_Structured figure records:_
------------------------------------------------------------
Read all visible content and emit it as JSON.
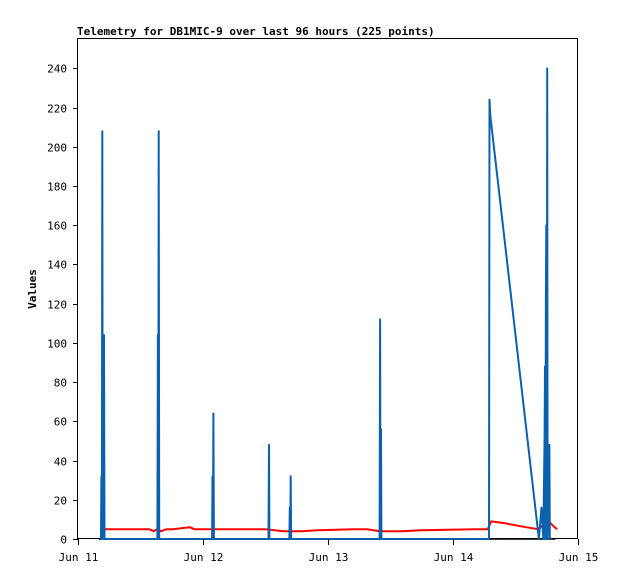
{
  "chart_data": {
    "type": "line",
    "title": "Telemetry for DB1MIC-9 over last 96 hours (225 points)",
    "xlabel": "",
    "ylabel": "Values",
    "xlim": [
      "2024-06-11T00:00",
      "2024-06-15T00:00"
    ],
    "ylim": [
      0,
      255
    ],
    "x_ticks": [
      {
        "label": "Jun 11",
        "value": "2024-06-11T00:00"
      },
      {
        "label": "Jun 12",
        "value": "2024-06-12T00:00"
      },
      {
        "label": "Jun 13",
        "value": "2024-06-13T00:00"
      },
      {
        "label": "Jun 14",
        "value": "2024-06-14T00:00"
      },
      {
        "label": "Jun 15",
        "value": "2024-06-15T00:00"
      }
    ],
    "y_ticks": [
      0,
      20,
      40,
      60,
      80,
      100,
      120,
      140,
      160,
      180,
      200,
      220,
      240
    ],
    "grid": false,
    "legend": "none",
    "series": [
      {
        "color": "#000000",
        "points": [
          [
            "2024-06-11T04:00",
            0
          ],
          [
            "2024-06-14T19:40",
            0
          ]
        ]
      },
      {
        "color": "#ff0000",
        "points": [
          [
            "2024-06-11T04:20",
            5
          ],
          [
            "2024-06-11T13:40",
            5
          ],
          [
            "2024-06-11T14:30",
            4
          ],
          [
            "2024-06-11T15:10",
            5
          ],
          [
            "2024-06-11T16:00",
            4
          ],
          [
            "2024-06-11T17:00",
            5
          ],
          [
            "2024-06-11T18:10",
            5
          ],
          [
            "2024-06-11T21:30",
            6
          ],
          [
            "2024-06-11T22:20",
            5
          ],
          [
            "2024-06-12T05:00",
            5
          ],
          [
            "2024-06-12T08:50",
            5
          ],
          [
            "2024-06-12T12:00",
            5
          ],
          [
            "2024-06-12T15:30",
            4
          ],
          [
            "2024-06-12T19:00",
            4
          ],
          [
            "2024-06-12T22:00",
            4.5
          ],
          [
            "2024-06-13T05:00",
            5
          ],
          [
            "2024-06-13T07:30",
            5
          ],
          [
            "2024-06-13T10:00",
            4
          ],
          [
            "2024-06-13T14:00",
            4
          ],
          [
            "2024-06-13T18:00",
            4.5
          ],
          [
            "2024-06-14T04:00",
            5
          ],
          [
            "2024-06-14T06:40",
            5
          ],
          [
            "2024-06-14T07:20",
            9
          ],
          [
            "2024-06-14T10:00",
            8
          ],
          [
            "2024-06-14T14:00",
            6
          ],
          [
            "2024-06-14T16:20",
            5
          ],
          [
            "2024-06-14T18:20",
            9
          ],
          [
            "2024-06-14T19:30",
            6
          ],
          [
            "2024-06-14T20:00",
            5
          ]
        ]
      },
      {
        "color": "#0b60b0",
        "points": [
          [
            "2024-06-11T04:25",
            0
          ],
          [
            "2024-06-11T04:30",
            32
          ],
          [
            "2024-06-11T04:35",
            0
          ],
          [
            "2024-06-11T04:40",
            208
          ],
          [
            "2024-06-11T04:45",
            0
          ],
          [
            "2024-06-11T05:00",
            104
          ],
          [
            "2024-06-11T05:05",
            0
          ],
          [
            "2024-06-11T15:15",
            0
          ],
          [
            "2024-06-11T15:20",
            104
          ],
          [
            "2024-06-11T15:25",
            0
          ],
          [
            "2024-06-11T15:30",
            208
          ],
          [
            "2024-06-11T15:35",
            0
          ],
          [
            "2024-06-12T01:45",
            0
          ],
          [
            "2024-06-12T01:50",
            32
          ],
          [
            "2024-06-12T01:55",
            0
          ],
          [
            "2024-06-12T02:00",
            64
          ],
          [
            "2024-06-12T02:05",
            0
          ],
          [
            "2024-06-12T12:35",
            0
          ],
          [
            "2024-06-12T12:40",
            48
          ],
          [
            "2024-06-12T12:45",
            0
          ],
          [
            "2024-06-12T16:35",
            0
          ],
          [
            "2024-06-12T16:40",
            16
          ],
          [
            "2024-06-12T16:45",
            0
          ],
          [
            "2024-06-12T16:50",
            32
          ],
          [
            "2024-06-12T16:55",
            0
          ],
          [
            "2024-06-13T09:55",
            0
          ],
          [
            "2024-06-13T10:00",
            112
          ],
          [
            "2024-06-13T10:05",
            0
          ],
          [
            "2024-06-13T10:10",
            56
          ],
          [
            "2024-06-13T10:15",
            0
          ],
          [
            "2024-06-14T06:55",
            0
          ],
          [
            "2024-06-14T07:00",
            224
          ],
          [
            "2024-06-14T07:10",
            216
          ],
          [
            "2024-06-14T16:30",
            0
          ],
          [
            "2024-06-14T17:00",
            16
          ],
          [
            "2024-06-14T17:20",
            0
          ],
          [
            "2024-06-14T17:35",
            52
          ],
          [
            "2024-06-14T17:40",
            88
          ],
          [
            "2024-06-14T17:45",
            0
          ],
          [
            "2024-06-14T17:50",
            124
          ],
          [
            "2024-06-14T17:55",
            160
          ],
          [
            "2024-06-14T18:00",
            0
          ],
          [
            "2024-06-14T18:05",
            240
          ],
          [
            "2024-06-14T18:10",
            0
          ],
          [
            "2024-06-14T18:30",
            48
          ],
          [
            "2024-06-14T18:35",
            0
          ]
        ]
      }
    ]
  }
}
------------------------------------------------------------
_Work required:_
Your copy should match the entries exactly, minus the pictures.

_Worked solution:_
Read all visible content and emit it as JSON.
{
  "chart_data": {
    "type": "line",
    "title": "Telemetry for DB1MIC-9 over last 96 hours (225 points)",
    "xlabel": "",
    "ylabel": "Values",
    "xlim": [
      "2024-06-11T00:00",
      "2024-06-15T00:00"
    ],
    "ylim": [
      0,
      255
    ],
    "x_ticks": [
      {
        "label": "Jun 11",
        "value": "2024-06-11T00:00"
      },
      {
        "label": "Jun 12",
        "value": "2024-06-12T00:00"
      },
      {
        "label": "Jun 13",
        "value": "2024-06-13T00:00"
      },
      {
        "label": "Jun 14",
        "value": "2024-06-14T00:00"
      },
      {
        "label": "Jun 15",
        "value": "2024-06-15T00:00"
      }
    ],
    "y_ticks": [
      0,
      20,
      40,
      60,
      80,
      100,
      120,
      140,
      160,
      180,
      200,
      220,
      240
    ],
    "grid": false,
    "legend": "none",
    "series": [
      {
        "color": "#000000",
        "points": [
          [
            "2024-06-11T04:00",
            0
          ],
          [
            "2024-06-14T19:40",
            0
          ]
        ]
      },
      {
        "color": "#ff0000",
        "points": [
          [
            "2024-06-11T04:20",
            5
          ],
          [
            "2024-06-11T13:40",
            5
          ],
          [
            "2024-06-11T14:30",
            4
          ],
          [
            "2024-06-11T15:10",
            5
          ],
          [
            "2024-06-11T16:00",
            4
          ],
          [
            "2024-06-11T17:00",
            5
          ],
          [
            "2024-06-11T18:10",
            5
          ],
          [
            "2024-06-11T21:30",
            6
          ],
          [
            "2024-06-11T22:20",
            5
          ],
          [
            "2024-06-12T05:00",
            5
          ],
          [
            "2024-06-12T08:50",
            5
          ],
          [
            "2024-06-12T12:00",
            5
          ],
          [
            "2024-06-12T15:30",
            4
          ],
          [
            "2024-06-12T19:00",
            4
          ],
          [
            "2024-06-12T22:00",
            4.5
          ],
          [
            "2024-06-13T05:00",
            5
          ],
          [
            "2024-06-13T07:30",
            5
          ],
          [
            "2024-06-13T10:00",
            4
          ],
          [
            "2024-06-13T14:00",
            4
          ],
          [
            "2024-06-13T18:00",
            4.5
          ],
          [
            "2024-06-14T04:00",
            5
          ],
          [
            "2024-06-14T06:40",
            5
          ],
          [
            "2024-06-14T07:20",
            9
          ],
          [
            "2024-06-14T10:00",
            8
          ],
          [
            "2024-06-14T14:00",
            6
          ],
          [
            "2024-06-14T16:20",
            5
          ],
          [
            "2024-06-14T18:20",
            9
          ],
          [
            "2024-06-14T19:30",
            6
          ],
          [
            "2024-06-14T20:00",
            5
          ]
        ]
      },
      {
        "color": "#0b60b0",
        "points": [
          [
            "2024-06-11T04:25",
            0
          ],
          [
            "2024-06-11T04:30",
            32
          ],
          [
            "2024-06-11T04:35",
            0
          ],
          [
            "2024-06-11T04:40",
            208
          ],
          [
            "2024-06-11T04:45",
            0
          ],
          [
            "2024-06-11T05:00",
            104
          ],
          [
            "2024-06-11T05:05",
            0
          ],
          [
            "2024-06-11T15:15",
            0
          ],
          [
            "2024-06-11T15:20",
            104
          ],
          [
            "2024-06-11T15:25",
            0
          ],
          [
            "2024-06-11T15:30",
            208
          ],
          [
            "2024-06-11T15:35",
            0
          ],
          [
            "2024-06-12T01:45",
            0
          ],
          [
            "2024-06-12T01:50",
            32
          ],
          [
            "2024-06-12T01:55",
            0
          ],
          [
            "2024-06-12T02:00",
            64
          ],
          [
            "2024-06-12T02:05",
            0
          ],
          [
            "2024-06-12T12:35",
            0
          ],
          [
            "2024-06-12T12:40",
            48
          ],
          [
            "2024-06-12T12:45",
            0
          ],
          [
            "2024-06-12T16:35",
            0
          ],
          [
            "2024-06-12T16:40",
            16
          ],
          [
            "2024-06-12T16:45",
            0
          ],
          [
            "2024-06-12T16:50",
            32
          ],
          [
            "2024-06-12T16:55",
            0
          ],
          [
            "2024-06-13T09:55",
            0
          ],
          [
            "2024-06-13T10:00",
            112
          ],
          [
            "2024-06-13T10:05",
            0
          ],
          [
            "2024-06-13T10:10",
            56
          ],
          [
            "2024-06-13T10:15",
            0
          ],
          [
            "2024-06-14T06:55",
            0
          ],
          [
            "2024-06-14T07:00",
            224
          ],
          [
            "2024-06-14T07:10",
            216
          ],
          [
            "2024-06-14T16:30",
            0
          ],
          [
            "2024-06-14T17:00",
            16
          ],
          [
            "2024-06-14T17:20",
            0
          ],
          [
            "2024-06-14T17:35",
            52
          ],
          [
            "2024-06-14T17:40",
            88
          ],
          [
            "2024-06-14T17:45",
            0
          ],
          [
            "2024-06-14T17:50",
            124
          ],
          [
            "2024-06-14T17:55",
            160
          ],
          [
            "2024-06-14T18:00",
            0
          ],
          [
            "2024-06-14T18:05",
            240
          ],
          [
            "2024-06-14T18:10",
            0
          ],
          [
            "2024-06-14T18:30",
            48
          ],
          [
            "2024-06-14T18:35",
            0
          ]
        ]
      }
    ]
  }
}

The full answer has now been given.